→ **Figure collection entries**
━━━━━━━━━━━━━━━━
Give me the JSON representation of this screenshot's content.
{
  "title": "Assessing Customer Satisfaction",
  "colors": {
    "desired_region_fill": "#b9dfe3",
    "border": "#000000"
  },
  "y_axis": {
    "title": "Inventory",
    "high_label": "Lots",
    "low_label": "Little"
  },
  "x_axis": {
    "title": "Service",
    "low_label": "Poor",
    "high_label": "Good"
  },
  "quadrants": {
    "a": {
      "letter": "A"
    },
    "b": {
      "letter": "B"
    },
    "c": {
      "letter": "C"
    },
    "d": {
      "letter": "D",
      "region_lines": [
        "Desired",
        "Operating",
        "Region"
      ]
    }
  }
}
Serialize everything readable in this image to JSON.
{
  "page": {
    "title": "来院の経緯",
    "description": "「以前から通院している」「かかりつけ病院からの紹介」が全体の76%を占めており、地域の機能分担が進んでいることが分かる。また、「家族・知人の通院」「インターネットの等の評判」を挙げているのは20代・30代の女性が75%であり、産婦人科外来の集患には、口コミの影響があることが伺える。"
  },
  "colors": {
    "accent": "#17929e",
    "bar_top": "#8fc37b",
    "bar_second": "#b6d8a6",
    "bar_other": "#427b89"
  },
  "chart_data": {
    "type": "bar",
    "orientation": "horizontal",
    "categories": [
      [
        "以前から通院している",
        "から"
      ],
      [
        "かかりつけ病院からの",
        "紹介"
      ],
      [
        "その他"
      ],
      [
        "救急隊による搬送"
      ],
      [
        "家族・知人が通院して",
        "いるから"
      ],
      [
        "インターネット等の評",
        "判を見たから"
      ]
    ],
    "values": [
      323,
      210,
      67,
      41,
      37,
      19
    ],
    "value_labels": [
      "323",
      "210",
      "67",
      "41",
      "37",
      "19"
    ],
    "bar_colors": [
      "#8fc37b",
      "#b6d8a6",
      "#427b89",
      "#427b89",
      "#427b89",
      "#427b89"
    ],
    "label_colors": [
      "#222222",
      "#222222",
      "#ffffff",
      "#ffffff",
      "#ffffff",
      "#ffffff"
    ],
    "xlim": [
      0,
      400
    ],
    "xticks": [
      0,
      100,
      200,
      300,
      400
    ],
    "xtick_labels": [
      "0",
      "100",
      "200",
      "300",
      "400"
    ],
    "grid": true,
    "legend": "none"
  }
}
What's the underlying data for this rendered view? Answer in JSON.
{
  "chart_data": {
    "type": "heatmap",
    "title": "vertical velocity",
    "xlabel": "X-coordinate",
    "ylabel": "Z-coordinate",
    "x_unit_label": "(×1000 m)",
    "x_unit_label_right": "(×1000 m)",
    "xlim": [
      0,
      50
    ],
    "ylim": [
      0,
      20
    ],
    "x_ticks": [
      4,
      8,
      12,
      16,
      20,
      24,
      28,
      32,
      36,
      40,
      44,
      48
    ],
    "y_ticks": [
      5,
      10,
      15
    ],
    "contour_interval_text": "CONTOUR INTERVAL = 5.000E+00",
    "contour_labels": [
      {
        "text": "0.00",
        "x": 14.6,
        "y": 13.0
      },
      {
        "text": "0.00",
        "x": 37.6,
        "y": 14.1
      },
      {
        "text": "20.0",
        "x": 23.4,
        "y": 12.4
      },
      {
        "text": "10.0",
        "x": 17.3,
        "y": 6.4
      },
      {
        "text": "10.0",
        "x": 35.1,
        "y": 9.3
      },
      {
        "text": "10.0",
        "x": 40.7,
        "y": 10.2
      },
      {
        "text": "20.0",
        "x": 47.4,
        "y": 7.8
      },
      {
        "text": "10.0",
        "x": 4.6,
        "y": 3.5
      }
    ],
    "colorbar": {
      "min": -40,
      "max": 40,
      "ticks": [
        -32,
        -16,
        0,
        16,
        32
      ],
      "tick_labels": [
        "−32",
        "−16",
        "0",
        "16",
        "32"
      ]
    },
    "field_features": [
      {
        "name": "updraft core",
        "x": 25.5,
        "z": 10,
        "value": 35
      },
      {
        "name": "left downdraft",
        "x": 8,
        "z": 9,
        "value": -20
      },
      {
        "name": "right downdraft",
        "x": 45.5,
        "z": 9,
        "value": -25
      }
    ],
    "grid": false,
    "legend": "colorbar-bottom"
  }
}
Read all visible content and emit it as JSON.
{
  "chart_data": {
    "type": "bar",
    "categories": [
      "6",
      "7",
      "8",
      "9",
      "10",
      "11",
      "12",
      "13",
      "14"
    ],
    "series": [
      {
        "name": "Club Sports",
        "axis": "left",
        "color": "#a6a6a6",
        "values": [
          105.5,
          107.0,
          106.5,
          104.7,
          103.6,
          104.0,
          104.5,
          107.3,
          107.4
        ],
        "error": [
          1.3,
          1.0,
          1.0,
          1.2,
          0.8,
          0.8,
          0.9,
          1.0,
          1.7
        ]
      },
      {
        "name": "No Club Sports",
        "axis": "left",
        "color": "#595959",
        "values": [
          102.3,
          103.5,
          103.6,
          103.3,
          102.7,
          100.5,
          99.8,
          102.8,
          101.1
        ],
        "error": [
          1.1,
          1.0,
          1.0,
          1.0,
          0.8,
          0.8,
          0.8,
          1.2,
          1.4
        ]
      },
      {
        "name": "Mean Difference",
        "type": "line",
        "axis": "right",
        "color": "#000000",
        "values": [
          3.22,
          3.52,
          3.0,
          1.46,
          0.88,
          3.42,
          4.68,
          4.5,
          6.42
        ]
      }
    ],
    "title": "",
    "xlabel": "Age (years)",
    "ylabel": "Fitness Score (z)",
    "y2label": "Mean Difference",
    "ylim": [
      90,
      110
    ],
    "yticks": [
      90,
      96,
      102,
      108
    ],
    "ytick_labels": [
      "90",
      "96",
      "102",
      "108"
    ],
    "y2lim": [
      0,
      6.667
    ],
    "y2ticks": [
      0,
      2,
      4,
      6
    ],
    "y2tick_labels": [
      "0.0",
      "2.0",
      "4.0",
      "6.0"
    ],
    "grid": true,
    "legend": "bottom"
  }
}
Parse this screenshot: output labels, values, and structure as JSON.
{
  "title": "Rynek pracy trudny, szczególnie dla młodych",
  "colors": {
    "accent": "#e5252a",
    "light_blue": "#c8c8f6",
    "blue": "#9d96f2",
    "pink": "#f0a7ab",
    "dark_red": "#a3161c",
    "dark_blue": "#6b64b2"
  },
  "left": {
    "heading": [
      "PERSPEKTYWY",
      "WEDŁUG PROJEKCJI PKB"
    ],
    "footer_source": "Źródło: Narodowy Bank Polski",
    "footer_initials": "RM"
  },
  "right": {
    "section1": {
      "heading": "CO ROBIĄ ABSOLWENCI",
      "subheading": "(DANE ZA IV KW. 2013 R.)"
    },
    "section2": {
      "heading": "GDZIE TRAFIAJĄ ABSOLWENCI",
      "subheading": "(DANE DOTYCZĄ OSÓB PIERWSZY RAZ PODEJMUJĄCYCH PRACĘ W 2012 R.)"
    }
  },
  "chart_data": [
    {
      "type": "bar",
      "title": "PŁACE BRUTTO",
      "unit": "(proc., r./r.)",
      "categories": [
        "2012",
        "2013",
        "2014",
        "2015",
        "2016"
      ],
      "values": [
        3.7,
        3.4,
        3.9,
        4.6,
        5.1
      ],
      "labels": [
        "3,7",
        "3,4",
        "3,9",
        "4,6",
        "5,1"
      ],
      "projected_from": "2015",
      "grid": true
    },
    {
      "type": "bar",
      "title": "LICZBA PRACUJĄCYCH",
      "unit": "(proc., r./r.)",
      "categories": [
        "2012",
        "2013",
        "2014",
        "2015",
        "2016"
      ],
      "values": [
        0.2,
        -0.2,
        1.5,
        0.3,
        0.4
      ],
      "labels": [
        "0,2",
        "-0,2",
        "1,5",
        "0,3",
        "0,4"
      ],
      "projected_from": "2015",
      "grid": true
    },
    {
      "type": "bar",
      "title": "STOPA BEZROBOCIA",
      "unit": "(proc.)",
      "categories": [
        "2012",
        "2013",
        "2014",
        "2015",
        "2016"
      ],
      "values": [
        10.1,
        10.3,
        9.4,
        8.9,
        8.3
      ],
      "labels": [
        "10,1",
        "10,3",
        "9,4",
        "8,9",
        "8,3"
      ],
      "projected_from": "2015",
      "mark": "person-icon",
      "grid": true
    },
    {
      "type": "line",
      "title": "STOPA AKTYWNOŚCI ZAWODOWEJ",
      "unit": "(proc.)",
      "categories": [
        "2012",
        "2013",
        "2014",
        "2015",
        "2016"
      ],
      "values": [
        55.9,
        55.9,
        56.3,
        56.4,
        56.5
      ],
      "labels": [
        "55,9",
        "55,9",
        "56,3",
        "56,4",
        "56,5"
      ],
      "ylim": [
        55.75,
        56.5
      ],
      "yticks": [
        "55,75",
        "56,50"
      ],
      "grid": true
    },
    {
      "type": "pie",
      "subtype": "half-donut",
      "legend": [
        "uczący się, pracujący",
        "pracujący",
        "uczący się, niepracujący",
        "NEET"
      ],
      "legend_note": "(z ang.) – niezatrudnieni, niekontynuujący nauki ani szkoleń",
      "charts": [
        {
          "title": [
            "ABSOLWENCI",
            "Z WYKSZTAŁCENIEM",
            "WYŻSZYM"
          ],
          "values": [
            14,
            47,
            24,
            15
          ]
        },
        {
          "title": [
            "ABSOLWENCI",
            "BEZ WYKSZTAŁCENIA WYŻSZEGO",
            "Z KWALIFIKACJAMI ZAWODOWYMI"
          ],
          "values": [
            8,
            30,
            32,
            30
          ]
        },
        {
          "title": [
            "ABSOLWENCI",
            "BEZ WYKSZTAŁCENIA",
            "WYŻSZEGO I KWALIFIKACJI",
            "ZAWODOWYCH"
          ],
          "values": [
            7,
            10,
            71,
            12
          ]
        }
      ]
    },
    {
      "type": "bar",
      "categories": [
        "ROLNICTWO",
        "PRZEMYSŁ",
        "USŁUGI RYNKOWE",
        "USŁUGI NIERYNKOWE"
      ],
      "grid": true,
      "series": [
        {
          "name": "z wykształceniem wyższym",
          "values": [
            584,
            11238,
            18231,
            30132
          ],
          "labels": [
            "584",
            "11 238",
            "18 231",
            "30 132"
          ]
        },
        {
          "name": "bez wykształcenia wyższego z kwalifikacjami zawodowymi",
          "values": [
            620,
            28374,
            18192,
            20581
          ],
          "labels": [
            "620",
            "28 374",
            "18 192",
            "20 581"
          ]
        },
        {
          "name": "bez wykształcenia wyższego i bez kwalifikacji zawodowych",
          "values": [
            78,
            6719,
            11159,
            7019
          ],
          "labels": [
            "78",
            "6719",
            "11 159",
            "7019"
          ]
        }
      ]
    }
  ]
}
━━━━━━━━━━━━━━━━
→ **TASK**
Look through the material above and pick out each line holding the word "JSON".

→ **ANSWER BELOW**
Give me the JSON representation of this screenshot's content.
Serialize everything readable in this image to JSON.
What's the underlying data for this rendered view? Answer in JSON.
Read all visible content and emit it as JSON.
Parse this screenshot: output labels, values, and structure as JSON.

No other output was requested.